— begin —
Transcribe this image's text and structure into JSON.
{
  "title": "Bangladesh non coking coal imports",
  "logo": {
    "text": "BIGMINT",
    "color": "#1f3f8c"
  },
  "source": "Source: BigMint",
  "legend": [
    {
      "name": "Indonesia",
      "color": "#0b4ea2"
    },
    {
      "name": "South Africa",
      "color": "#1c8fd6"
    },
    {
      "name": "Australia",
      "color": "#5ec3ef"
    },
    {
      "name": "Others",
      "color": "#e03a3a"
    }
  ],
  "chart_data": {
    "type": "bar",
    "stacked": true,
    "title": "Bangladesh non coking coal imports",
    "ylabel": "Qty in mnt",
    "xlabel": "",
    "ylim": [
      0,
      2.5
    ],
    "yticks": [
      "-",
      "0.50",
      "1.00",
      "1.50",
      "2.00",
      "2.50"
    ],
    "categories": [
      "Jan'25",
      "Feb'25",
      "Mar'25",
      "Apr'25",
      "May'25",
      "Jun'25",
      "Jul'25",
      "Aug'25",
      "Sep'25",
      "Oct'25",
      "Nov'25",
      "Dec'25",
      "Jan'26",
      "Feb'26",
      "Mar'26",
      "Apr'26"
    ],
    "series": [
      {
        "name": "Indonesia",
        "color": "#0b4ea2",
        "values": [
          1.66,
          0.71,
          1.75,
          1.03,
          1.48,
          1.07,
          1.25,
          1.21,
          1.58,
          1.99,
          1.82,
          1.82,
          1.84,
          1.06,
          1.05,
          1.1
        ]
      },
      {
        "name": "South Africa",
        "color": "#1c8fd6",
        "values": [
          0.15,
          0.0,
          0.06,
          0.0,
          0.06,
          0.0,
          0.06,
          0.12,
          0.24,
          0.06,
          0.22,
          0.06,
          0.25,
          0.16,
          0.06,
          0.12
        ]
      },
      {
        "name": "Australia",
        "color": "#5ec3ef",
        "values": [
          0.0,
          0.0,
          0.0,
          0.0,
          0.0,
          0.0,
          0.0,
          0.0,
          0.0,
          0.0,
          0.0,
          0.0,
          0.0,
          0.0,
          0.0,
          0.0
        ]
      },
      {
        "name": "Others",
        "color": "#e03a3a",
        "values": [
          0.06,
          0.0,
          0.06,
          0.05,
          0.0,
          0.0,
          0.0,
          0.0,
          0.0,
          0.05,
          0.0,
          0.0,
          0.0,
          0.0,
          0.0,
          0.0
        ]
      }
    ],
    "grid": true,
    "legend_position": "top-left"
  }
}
— end —
WRITTEN REQUEST:
Provide only the number of lines in the entries that hold the word "imports".

FINISHED TASK:
2